— start of Supplied data —
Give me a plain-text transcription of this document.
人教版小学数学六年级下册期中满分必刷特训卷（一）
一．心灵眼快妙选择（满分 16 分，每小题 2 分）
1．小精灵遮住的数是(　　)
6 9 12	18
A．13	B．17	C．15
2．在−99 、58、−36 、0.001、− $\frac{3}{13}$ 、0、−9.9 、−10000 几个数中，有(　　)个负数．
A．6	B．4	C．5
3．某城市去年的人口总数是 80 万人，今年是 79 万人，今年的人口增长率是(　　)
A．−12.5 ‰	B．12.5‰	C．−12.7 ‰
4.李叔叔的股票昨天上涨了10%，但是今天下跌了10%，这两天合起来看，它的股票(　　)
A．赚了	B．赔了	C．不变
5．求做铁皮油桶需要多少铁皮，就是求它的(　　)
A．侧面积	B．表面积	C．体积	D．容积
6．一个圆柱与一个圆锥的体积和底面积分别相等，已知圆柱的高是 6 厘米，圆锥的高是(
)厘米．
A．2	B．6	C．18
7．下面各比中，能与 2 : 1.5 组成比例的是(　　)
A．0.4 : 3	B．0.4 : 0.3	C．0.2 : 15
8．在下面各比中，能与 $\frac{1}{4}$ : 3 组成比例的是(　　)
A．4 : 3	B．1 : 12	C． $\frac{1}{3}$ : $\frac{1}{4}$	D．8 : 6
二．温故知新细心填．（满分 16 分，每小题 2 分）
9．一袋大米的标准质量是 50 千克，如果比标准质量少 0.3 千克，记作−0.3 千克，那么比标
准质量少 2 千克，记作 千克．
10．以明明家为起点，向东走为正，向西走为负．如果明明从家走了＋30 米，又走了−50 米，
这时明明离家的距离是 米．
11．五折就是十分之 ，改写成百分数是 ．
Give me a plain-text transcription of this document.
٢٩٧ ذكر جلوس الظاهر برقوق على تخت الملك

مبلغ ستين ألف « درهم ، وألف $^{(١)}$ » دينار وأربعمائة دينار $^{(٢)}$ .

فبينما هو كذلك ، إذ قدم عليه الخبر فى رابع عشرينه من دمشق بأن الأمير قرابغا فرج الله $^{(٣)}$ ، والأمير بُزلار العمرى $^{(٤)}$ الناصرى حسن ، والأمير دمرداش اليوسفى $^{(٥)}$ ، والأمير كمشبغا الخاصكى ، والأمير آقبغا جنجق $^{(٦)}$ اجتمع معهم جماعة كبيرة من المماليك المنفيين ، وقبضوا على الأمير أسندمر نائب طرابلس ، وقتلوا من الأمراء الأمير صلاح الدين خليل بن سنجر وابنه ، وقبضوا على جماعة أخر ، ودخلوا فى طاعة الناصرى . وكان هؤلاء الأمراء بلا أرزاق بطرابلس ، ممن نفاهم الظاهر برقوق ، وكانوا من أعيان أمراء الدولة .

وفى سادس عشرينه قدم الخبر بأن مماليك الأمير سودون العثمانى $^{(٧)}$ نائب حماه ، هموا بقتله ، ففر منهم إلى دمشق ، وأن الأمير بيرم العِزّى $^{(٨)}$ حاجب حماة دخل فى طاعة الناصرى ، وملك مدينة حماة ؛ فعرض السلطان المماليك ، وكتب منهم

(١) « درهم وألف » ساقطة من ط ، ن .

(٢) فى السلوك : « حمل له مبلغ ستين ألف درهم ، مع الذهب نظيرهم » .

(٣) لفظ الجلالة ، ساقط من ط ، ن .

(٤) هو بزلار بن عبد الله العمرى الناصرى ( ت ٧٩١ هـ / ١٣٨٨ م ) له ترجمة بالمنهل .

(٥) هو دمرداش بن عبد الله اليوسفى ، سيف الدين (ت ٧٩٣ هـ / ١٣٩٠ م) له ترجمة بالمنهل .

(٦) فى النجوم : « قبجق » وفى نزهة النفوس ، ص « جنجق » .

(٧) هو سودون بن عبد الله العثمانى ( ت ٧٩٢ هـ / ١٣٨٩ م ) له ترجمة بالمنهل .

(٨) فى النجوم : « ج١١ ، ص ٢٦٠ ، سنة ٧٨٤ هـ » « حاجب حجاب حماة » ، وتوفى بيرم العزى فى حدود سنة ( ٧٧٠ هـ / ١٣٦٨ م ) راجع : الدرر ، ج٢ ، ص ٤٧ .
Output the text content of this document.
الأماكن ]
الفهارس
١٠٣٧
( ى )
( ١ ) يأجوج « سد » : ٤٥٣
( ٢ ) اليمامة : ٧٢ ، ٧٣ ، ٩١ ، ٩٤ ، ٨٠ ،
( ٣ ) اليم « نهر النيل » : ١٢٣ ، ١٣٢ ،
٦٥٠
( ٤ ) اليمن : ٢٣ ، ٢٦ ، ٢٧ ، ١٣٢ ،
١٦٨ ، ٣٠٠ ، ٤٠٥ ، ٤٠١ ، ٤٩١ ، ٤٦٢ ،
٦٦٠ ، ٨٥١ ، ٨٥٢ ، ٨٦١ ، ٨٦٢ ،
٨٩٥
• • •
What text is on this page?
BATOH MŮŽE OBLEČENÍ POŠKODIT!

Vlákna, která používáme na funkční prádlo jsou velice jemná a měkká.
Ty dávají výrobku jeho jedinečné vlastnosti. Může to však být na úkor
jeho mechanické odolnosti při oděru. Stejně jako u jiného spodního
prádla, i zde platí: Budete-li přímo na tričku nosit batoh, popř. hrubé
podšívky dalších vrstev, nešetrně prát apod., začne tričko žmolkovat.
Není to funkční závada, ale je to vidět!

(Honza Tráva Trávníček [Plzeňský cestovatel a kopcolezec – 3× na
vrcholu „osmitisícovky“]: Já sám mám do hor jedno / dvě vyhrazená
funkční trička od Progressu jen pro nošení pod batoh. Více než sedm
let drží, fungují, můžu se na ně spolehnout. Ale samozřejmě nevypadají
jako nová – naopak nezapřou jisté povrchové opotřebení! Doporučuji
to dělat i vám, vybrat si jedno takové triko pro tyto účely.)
— end of Supplied data —
Short problem |
Nothing may be left out: return each entry exactly as it reads.

Task solution |
Give me a plain-text transcription of this document.
人教版小学数学六年级下册期中满分必刷特训卷（一）
一．心灵眼快妙选择（满分 16 分，每小题 2 分）
1．小精灵遮住的数是(　　)
6 9 12	18
A．13	B．17	C．15
2．在−99 、58、−36 、0.001、− $\frac{3}{13}$ 、0、−9.9 、−10000 几个数中，有(　　)个负数．
A．6	B．4	C．5
3．某城市去年的人口总数是 80 万人，今年是 79 万人，今年的人口增长率是(　　)
A．−12.5 ‰	B．12.5‰	C．−12.7 ‰
4.李叔叔的股票昨天上涨了10%，但是今天下跌了10%，这两天合起来看，它的股票(　　)
A．赚了	B．赔了	C．不变
5．求做铁皮油桶需要多少铁皮，就是求它的(　　)
A．侧面积	B．表面积	C．体积	D．容积
6．一个圆柱与一个圆锥的体积和底面积分别相等，已知圆柱的高是 6 厘米，圆锥的高是(
)厘米．
A．2	B．6	C．18
7．下面各比中，能与 2 : 1.5 组成比例的是(　　)
A．0.4 : 3	B．0.4 : 0.3	C．0.2 : 15
8．在下面各比中，能与 $\frac{1}{4}$ : 3 组成比例的是(　　)
A．4 : 3	B．1 : 12	C． $\frac{1}{3}$ : $\frac{1}{4}$	D．8 : 6
二．温故知新细心填．（满分 16 分，每小题 2 分）
9．一袋大米的标准质量是 50 千克，如果比标准质量少 0.3 千克，记作−0.3 千克，那么比标
准质量少 2 千克，记作 千克．
10．以明明家为起点，向东走为正，向西走为负．如果明明从家走了＋30 米，又走了−50 米，
这时明明离家的距离是 米．
11．五折就是十分之 ，改写成百分数是 ．
Give me a plain-text transcription of this document.
٢٩٧ ذكر جلوس الظاهر برقوق على تخت الملك

مبلغ ستين ألف « درهم ، وألف $^{(١)}$ » دينار وأربعمائة دينار $^{(٢)}$ .

فبينما هو كذلك ، إذ قدم عليه الخبر فى رابع عشرينه من دمشق بأن الأمير قرابغا فرج الله $^{(٣)}$ ، والأمير بُزلار العمرى $^{(٤)}$ الناصرى حسن ، والأمير دمرداش اليوسفى $^{(٥)}$ ، والأمير كمشبغا الخاصكى ، والأمير آقبغا جنجق $^{(٦)}$ اجتمع معهم جماعة كبيرة من المماليك المنفيين ، وقبضوا على الأمير أسندمر نائب طرابلس ، وقتلوا من الأمراء الأمير صلاح الدين خليل بن سنجر وابنه ، وقبضوا على جماعة أخر ، ودخلوا فى طاعة الناصرى . وكان هؤلاء الأمراء بلا أرزاق بطرابلس ، ممن نفاهم الظاهر برقوق ، وكانوا من أعيان أمراء الدولة .

وفى سادس عشرينه قدم الخبر بأن مماليك الأمير سودون العثمانى $^{(٧)}$ نائب حماه ، هموا بقتله ، ففر منهم إلى دمشق ، وأن الأمير بيرم العِزّى $^{(٨)}$ حاجب حماة دخل فى طاعة الناصرى ، وملك مدينة حماة ؛ فعرض السلطان المماليك ، وكتب منهم

(١) « درهم وألف » ساقطة من ط ، ن .

(٢) فى السلوك : « حمل له مبلغ ستين ألف درهم ، مع الذهب نظيرهم » .

(٣) لفظ الجلالة ، ساقط من ط ، ن .

(٤) هو بزلار بن عبد الله العمرى الناصرى ( ت ٧٩١ هـ / ١٣٨٨ م ) له ترجمة بالمنهل .

(٥) هو دمرداش بن عبد الله اليوسفى ، سيف الدين (ت ٧٩٣ هـ / ١٣٩٠ م) له ترجمة بالمنهل .

(٦) فى النجوم : « قبجق » وفى نزهة النفوس ، ص « جنجق » .

(٧) هو سودون بن عبد الله العثمانى ( ت ٧٩٢ هـ / ١٣٨٩ م ) له ترجمة بالمنهل .

(٨) فى النجوم : « ج١١ ، ص ٢٦٠ ، سنة ٧٨٤ هـ » « حاجب حجاب حماة » ، وتوفى بيرم العزى فى حدود سنة ( ٧٧٠ هـ / ١٣٦٨ م ) راجع : الدرر ، ج٢ ، ص ٤٧ .
Output the text content of this document.
الأماكن ]
الفهارس
١٠٣٧
( ى )
( ١ ) يأجوج « سد » : ٤٥٣
( ٢ ) اليمامة : ٧٢ ، ٧٣ ، ٩١ ، ٩٤ ، ٨٠ ،
( ٣ ) اليم « نهر النيل » : ١٢٣ ، ١٣٢ ،
٦٥٠
( ٤ ) اليمن : ٢٣ ، ٢٦ ، ٢٧ ، ١٣٢ ،
١٦٨ ، ٣٠٠ ، ٤٠٥ ، ٤٠١ ، ٤٩١ ، ٤٦٢ ،
٦٦٠ ، ٨٥١ ، ٨٥٢ ، ٨٦١ ، ٨٦٢ ،
٨٩٥
• • •
What text is on this page?
BATOH MŮŽE OBLEČENÍ POŠKODIT!

Vlákna, která používáme na funkční prádlo jsou velice jemná a měkká.
Ty dávají výrobku jeho jedinečné vlastnosti. Může to však být na úkor
jeho mechanické odolnosti při oděru. Stejně jako u jiného spodního
prádla, i zde platí: Budete-li přímo na tričku nosit batoh, popř. hrubé
podšívky dalších vrstev, nešetrně prát apod., začne tričko žmolkovat.
Není to funkční závada, ale je to vidět!

(Honza Tráva Trávníček [Plzeňský cestovatel a kopcolezec – 3× na
vrcholu „osmitisícovky“]: Já sám mám do hor jedno / dvě vyhrazená
funkční trička od Progressu jen pro nošení pod batoh. Více než sedm
let drží, fungují, můžu se na ně spolehnout. Ale samozřejmě nevypadají
jako nová – naopak nezapřou jisté povrchové opotřebení! Doporučuji
to dělat i vám, vybrat si jedno takové triko pro tyto účely.)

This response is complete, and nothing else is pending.